Saved data entries
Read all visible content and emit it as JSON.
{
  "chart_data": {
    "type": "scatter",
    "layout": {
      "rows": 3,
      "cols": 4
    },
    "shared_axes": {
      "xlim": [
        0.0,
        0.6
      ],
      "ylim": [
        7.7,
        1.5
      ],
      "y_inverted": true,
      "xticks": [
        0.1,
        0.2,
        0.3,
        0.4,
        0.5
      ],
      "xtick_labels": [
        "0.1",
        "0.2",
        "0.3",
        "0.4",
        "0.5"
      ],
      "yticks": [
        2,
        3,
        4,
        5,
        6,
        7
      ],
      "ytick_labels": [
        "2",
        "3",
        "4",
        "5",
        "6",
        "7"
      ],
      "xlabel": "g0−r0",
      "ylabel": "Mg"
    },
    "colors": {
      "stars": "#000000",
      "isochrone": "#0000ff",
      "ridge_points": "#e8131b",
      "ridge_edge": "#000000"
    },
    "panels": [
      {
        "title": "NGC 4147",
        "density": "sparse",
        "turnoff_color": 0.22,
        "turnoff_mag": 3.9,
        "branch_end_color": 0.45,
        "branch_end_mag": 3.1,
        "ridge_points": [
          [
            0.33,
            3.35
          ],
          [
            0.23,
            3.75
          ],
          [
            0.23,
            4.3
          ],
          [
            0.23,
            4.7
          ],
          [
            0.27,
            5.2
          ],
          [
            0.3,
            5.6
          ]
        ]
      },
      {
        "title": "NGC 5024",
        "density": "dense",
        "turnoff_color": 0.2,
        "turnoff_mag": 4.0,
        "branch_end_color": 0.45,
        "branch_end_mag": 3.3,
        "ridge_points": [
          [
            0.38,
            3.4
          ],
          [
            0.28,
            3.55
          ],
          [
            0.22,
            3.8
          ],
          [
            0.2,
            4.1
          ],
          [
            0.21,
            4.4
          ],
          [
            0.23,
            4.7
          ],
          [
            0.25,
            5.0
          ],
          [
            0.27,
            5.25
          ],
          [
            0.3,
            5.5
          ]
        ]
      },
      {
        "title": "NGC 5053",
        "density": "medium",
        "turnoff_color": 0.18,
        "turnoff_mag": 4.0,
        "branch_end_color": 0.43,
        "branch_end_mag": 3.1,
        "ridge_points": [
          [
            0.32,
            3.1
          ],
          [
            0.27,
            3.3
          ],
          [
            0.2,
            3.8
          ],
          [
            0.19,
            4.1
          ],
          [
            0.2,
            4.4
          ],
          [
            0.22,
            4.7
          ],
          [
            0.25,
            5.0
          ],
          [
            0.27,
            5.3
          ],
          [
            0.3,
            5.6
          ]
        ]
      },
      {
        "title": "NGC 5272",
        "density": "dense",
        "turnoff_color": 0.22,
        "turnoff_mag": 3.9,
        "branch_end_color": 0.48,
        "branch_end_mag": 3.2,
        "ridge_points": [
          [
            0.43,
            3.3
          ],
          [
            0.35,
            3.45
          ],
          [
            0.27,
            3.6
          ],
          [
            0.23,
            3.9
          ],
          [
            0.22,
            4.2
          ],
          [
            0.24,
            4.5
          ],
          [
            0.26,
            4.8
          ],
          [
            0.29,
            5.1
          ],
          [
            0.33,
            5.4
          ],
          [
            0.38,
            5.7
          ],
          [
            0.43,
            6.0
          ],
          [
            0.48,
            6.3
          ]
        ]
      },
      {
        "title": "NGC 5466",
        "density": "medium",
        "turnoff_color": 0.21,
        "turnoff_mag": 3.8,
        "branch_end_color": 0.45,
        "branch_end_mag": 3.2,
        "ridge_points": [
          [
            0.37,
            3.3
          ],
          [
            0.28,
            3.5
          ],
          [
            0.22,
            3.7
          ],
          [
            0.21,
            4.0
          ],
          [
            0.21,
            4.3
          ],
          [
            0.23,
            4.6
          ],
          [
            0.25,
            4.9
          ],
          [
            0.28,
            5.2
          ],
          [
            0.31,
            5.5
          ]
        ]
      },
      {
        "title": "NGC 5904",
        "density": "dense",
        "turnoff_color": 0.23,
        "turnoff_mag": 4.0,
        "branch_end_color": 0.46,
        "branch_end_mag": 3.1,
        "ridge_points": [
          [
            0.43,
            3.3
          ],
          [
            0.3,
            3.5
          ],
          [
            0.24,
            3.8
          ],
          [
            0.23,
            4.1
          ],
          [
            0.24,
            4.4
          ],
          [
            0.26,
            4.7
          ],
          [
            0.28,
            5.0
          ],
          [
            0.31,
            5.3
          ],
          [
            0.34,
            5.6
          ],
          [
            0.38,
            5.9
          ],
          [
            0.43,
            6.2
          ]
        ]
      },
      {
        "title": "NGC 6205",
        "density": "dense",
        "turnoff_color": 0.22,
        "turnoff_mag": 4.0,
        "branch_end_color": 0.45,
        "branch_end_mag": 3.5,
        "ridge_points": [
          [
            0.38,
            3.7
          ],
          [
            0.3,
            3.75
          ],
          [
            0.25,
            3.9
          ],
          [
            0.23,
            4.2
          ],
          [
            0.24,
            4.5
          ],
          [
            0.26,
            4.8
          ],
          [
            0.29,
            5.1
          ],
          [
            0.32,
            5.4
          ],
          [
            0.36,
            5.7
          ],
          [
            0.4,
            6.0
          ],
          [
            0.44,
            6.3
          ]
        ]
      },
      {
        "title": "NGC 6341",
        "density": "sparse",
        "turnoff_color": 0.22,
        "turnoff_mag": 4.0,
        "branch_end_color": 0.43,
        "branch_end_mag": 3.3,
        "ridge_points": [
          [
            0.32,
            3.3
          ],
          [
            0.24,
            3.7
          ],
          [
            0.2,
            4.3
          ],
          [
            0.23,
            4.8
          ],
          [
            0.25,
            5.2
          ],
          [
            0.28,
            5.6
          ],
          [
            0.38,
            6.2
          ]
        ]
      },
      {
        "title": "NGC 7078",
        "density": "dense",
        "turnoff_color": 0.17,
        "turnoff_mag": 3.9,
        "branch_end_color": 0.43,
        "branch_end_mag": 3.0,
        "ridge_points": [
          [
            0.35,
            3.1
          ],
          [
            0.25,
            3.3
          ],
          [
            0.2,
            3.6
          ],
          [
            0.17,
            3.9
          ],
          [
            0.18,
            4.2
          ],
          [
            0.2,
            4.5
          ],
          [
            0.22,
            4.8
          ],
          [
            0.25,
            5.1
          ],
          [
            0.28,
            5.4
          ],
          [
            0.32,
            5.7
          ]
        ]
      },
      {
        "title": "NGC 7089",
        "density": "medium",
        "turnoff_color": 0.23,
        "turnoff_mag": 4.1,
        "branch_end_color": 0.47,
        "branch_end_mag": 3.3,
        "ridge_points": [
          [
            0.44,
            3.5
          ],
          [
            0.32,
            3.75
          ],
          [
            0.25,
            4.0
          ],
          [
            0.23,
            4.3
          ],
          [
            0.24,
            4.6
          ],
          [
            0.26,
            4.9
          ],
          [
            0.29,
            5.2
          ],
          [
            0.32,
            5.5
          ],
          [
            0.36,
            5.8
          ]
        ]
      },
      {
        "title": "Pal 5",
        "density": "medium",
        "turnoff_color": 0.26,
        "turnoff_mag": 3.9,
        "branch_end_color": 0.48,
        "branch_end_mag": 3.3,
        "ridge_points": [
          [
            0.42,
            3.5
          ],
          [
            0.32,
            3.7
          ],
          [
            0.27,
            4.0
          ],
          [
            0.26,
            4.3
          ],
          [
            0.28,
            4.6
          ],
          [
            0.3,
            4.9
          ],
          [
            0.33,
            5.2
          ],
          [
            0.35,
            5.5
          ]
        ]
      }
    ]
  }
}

# WHAT TO DO:
Produce an exact copy of every entry above.

# SOLVED PROBLEM:
Read all visible content and emit it as JSON.
{
  "chart_data": {
    "type": "scatter",
    "layout": {
      "rows": 3,
      "cols": 4
    },
    "shared_axes": {
      "xlim": [
        0.0,
        0.6
      ],
      "ylim": [
        7.7,
        1.5
      ],
      "y_inverted": true,
      "xticks": [
        0.1,
        0.2,
        0.3,
        0.4,
        0.5
      ],
      "xtick_labels": [
        "0.1",
        "0.2",
        "0.3",
        "0.4",
        "0.5"
      ],
      "yticks": [
        2,
        3,
        4,
        5,
        6,
        7
      ],
      "ytick_labels": [
        "2",
        "3",
        "4",
        "5",
        "6",
        "7"
      ],
      "xlabel": "g0−r0",
      "ylabel": "Mg"
    },
    "colors": {
      "stars": "#000000",
      "isochrone": "#0000ff",
      "ridge_points": "#e8131b",
      "ridge_edge": "#000000"
    },
    "panels": [
      {
        "title": "NGC 4147",
        "density": "sparse",
        "turnoff_color": 0.22,
        "turnoff_mag": 3.9,
        "branch_end_color": 0.45,
        "branch_end_mag": 3.1,
        "ridge_points": [
          [
            0.33,
            3.35
          ],
          [
            0.23,
            3.75
          ],
          [
            0.23,
            4.3
          ],
          [
            0.23,
            4.7
          ],
          [
            0.27,
            5.2
          ],
          [
            0.3,
            5.6
          ]
        ]
      },
      {
        "title": "NGC 5024",
        "density": "dense",
        "turnoff_color": 0.2,
        "turnoff_mag": 4.0,
        "branch_end_color": 0.45,
        "branch_end_mag": 3.3,
        "ridge_points": [
          [
            0.38,
            3.4
          ],
          [
            0.28,
            3.55
          ],
          [
            0.22,
            3.8
          ],
          [
            0.2,
            4.1
          ],
          [
            0.21,
            4.4
          ],
          [
            0.23,
            4.7
          ],
          [
            0.25,
            5.0
          ],
          [
            0.27,
            5.25
          ],
          [
            0.3,
            5.5
          ]
        ]
      },
      {
        "title": "NGC 5053",
        "density": "medium",
        "turnoff_color": 0.18,
        "turnoff_mag": 4.0,
        "branch_end_color": 0.43,
        "branch_end_mag": 3.1,
        "ridge_points": [
          [
            0.32,
            3.1
          ],
          [
            0.27,
            3.3
          ],
          [
            0.2,
            3.8
          ],
          [
            0.19,
            4.1
          ],
          [
            0.2,
            4.4
          ],
          [
            0.22,
            4.7
          ],
          [
            0.25,
            5.0
          ],
          [
            0.27,
            5.3
          ],
          [
            0.3,
            5.6
          ]
        ]
      },
      {
        "title": "NGC 5272",
        "density": "dense",
        "turnoff_color": 0.22,
        "turnoff_mag": 3.9,
        "branch_end_color": 0.48,
        "branch_end_mag": 3.2,
        "ridge_points": [
          [
            0.43,
            3.3
          ],
          [
            0.35,
            3.45
          ],
          [
            0.27,
            3.6
          ],
          [
            0.23,
            3.9
          ],
          [
            0.22,
            4.2
          ],
          [
            0.24,
            4.5
          ],
          [
            0.26,
            4.8
          ],
          [
            0.29,
            5.1
          ],
          [
            0.33,
            5.4
          ],
          [
            0.38,
            5.7
          ],
          [
            0.43,
            6.0
          ],
          [
            0.48,
            6.3
          ]
        ]
      },
      {
        "title": "NGC 5466",
        "density": "medium",
        "turnoff_color": 0.21,
        "turnoff_mag": 3.8,
        "branch_end_color": 0.45,
        "branch_end_mag": 3.2,
        "ridge_points": [
          [
            0.37,
            3.3
          ],
          [
            0.28,
            3.5
          ],
          [
            0.22,
            3.7
          ],
          [
            0.21,
            4.0
          ],
          [
            0.21,
            4.3
          ],
          [
            0.23,
            4.6
          ],
          [
            0.25,
            4.9
          ],
          [
            0.28,
            5.2
          ],
          [
            0.31,
            5.5
          ]
        ]
      },
      {
        "title": "NGC 5904",
        "density": "dense",
        "turnoff_color": 0.23,
        "turnoff_mag": 4.0,
        "branch_end_color": 0.46,
        "branch_end_mag": 3.1,
        "ridge_points": [
          [
            0.43,
            3.3
          ],
          [
            0.3,
            3.5
          ],
          [
            0.24,
            3.8
          ],
          [
            0.23,
            4.1
          ],
          [
            0.24,
            4.4
          ],
          [
            0.26,
            4.7
          ],
          [
            0.28,
            5.0
          ],
          [
            0.31,
            5.3
          ],
          [
            0.34,
            5.6
          ],
          [
            0.38,
            5.9
          ],
          [
            0.43,
            6.2
          ]
        ]
      },
      {
        "title": "NGC 6205",
        "density": "dense",
        "turnoff_color": 0.22,
        "turnoff_mag": 4.0,
        "branch_end_color": 0.45,
        "branch_end_mag": 3.5,
        "ridge_points": [
          [
            0.38,
            3.7
          ],
          [
            0.3,
            3.75
          ],
          [
            0.25,
            3.9
          ],
          [
            0.23,
            4.2
          ],
          [
            0.24,
            4.5
          ],
          [
            0.26,
            4.8
          ],
          [
            0.29,
            5.1
          ],
          [
            0.32,
            5.4
          ],
          [
            0.36,
            5.7
          ],
          [
            0.4,
            6.0
          ],
          [
            0.44,
            6.3
          ]
        ]
      },
      {
        "title": "NGC 6341",
        "density": "sparse",
        "turnoff_color": 0.22,
        "turnoff_mag": 4.0,
        "branch_end_color": 0.43,
        "branch_end_mag": 3.3,
        "ridge_points": [
          [
            0.32,
            3.3
          ],
          [
            0.24,
            3.7
          ],
          [
            0.2,
            4.3
          ],
          [
            0.23,
            4.8
          ],
          [
            0.25,
            5.2
          ],
          [
            0.28,
            5.6
          ],
          [
            0.38,
            6.2
          ]
        ]
      },
      {
        "title": "NGC 7078",
        "density": "dense",
        "turnoff_color": 0.17,
        "turnoff_mag": 3.9,
        "branch_end_color": 0.43,
        "branch_end_mag": 3.0,
        "ridge_points": [
          [
            0.35,
            3.1
          ],
          [
            0.25,
            3.3
          ],
          [
            0.2,
            3.6
          ],
          [
            0.17,
            3.9
          ],
          [
            0.18,
            4.2
          ],
          [
            0.2,
            4.5
          ],
          [
            0.22,
            4.8
          ],
          [
            0.25,
            5.1
          ],
          [
            0.28,
            5.4
          ],
          [
            0.32,
            5.7
          ]
        ]
      },
      {
        "title": "NGC 7089",
        "density": "medium",
        "turnoff_color": 0.23,
        "turnoff_mag": 4.1,
        "branch_end_color": 0.47,
        "branch_end_mag": 3.3,
        "ridge_points": [
          [
            0.44,
            3.5
          ],
          [
            0.32,
            3.75
          ],
          [
            0.25,
            4.0
          ],
          [
            0.23,
            4.3
          ],
          [
            0.24,
            4.6
          ],
          [
            0.26,
            4.9
          ],
          [
            0.29,
            5.2
          ],
          [
            0.32,
            5.5
          ],
          [
            0.36,
            5.8
          ]
        ]
      },
      {
        "title": "Pal 5",
        "density": "medium",
        "turnoff_color": 0.26,
        "turnoff_mag": 3.9,
        "branch_end_color": 0.48,
        "branch_end_mag": 3.3,
        "ridge_points": [
          [
            0.42,
            3.5
          ],
          [
            0.32,
            3.7
          ],
          [
            0.27,
            4.0
          ],
          [
            0.26,
            4.3
          ],
          [
            0.28,
            4.6
          ],
          [
            0.3,
            4.9
          ],
          [
            0.33,
            5.2
          ],
          [
            0.35,
            5.5
          ]
        ]
      }
    ]
  }
}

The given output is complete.